What is being asked -
Your answer should be the lines from the one containing "Extract the structured" through the final line below, copied exactly.
━━━━━━
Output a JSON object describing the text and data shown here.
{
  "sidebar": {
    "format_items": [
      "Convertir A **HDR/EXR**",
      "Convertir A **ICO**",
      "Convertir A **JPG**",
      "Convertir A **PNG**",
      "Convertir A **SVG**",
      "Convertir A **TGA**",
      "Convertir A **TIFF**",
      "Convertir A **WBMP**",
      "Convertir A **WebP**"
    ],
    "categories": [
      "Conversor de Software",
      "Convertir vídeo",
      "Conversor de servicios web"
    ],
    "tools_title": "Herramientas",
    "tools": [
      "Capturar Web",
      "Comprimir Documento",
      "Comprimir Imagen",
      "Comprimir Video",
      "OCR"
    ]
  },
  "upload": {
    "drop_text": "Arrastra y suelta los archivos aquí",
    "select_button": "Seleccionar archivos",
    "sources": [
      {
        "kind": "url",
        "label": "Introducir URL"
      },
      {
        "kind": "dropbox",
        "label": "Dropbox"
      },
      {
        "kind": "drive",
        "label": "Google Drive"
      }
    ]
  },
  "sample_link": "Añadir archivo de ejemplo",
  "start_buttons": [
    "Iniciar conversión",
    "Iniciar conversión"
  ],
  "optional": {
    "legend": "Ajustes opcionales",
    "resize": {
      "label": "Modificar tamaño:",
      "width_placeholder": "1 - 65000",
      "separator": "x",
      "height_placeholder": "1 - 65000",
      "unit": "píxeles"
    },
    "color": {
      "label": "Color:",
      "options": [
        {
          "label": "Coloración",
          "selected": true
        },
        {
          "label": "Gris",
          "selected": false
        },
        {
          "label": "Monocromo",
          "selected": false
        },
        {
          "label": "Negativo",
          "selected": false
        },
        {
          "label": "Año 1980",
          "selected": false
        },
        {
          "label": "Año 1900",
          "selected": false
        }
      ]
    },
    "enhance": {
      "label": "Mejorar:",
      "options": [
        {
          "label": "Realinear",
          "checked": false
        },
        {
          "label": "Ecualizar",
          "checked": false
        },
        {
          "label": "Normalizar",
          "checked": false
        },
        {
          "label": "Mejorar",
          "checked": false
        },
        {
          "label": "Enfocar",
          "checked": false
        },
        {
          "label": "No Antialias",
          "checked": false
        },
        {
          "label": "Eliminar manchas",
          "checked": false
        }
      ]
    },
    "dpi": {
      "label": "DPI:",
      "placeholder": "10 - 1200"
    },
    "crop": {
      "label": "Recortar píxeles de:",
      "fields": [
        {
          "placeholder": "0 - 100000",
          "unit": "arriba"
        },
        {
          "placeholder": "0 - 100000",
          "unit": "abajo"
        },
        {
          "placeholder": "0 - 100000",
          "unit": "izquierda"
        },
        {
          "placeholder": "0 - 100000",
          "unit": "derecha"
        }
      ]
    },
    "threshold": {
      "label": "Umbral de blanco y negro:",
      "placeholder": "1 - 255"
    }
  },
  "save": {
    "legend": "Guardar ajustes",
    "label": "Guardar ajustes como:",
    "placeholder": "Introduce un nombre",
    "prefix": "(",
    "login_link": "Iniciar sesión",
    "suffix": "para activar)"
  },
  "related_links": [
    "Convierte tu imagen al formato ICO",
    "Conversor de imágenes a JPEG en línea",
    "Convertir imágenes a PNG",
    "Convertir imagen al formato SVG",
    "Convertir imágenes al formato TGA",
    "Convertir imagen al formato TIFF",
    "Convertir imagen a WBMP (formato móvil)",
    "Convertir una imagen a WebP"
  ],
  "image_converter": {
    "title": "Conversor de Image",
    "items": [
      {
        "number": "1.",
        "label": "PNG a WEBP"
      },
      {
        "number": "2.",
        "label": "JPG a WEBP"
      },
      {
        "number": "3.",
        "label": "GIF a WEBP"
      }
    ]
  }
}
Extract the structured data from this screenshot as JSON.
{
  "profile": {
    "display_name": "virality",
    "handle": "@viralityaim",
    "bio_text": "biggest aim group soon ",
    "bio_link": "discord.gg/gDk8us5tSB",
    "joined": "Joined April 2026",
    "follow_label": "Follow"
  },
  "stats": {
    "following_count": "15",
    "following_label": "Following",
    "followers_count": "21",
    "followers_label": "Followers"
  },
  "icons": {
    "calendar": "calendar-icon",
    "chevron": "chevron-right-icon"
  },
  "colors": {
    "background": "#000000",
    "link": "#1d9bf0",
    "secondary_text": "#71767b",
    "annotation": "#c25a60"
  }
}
━━━━━━
Solution for this problem -
Extract the structured data from this screenshot as JSON.
{
  "profile": {
    "display_name": "virality",
    "handle": "@viralityaim",
    "bio_text": "biggest aim group soon ",
    "bio_link": "discord.gg/gDk8us5tSB",
    "joined": "Joined April 2026",
    "follow_label": "Follow"
  },
  "stats": {
    "following_count": "15",
    "following_label": "Following",
    "followers_count": "21",
    "followers_label": "Followers"
  },
  "icons": {
    "calendar": "calendar-icon",
    "chevron": "chevron-right-icon"
  },
  "colors": {
    "background": "#000000",
    "link": "#1d9bf0",
    "secondary_text": "#71767b",
    "annotation": "#c25a60"
  }
}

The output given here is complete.